#### RECORD EXTRACTS

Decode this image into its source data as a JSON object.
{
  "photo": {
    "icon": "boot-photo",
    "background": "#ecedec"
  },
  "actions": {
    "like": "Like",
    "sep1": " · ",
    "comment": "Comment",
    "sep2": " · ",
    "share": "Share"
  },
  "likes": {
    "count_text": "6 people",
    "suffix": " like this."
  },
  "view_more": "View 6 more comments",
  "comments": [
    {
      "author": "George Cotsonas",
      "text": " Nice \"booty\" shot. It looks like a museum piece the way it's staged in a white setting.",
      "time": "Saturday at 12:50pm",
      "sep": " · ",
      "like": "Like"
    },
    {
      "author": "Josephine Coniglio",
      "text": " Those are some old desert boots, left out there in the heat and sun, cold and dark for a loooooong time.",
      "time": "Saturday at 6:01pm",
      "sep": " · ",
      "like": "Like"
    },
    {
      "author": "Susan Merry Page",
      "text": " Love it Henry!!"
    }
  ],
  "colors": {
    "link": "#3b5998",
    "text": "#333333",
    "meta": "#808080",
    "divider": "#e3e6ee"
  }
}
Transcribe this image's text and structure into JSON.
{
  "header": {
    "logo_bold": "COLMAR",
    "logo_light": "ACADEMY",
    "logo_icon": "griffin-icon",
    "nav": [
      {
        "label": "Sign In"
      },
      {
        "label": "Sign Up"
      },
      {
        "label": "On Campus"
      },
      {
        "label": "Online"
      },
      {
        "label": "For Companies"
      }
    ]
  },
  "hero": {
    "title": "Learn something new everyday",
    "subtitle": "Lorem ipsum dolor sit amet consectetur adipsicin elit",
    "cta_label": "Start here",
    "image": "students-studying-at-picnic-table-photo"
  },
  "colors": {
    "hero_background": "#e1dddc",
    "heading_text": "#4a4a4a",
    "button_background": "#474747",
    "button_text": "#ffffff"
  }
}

########

▸ PROBLEM REQUIREMENTS: Repeat the data in its entirety, character for character.

▸ SOLUTION FOR THIS TASK:
Decode this image into its source data as a JSON object.
{
  "photo": {
    "icon": "boot-photo",
    "background": "#ecedec"
  },
  "actions": {
    "like": "Like",
    "sep1": " · ",
    "comment": "Comment",
    "sep2": " · ",
    "share": "Share"
  },
  "likes": {
    "count_text": "6 people",
    "suffix": " like this."
  },
  "view_more": "View 6 more comments",
  "comments": [
    {
      "author": "George Cotsonas",
      "text": " Nice \"booty\" shot. It looks like a museum piece the way it's staged in a white setting.",
      "time": "Saturday at 12:50pm",
      "sep": " · ",
      "like": "Like"
    },
    {
      "author": "Josephine Coniglio",
      "text": " Those are some old desert boots, left out there in the heat and sun, cold and dark for a loooooong time.",
      "time": "Saturday at 6:01pm",
      "sep": " · ",
      "like": "Like"
    },
    {
      "author": "Susan Merry Page",
      "text": " Love it Henry!!"
    }
  ],
  "colors": {
    "link": "#3b5998",
    "text": "#333333",
    "meta": "#808080",
    "divider": "#e3e6ee"
  }
}
Transcribe this image's text and structure into JSON.
{
  "header": {
    "logo_bold": "COLMAR",
    "logo_light": "ACADEMY",
    "logo_icon": "griffin-icon",
    "nav": [
      {
        "label": "Sign In"
      },
      {
        "label": "Sign Up"
      },
      {
        "label": "On Campus"
      },
      {
        "label": "Online"
      },
      {
        "label": "For Companies"
      }
    ]
  },
  "hero": {
    "title": "Learn something new everyday",
    "subtitle": "Lorem ipsum dolor sit amet consectetur adipsicin elit",
    "cta_label": "Start here",
    "image": "students-studying-at-picnic-table-photo"
  },
  "colors": {
    "hero_background": "#e1dddc",
    "heading_text": "#4a4a4a",
    "button_background": "#474747",
    "button_text": "#ffffff"
  }
}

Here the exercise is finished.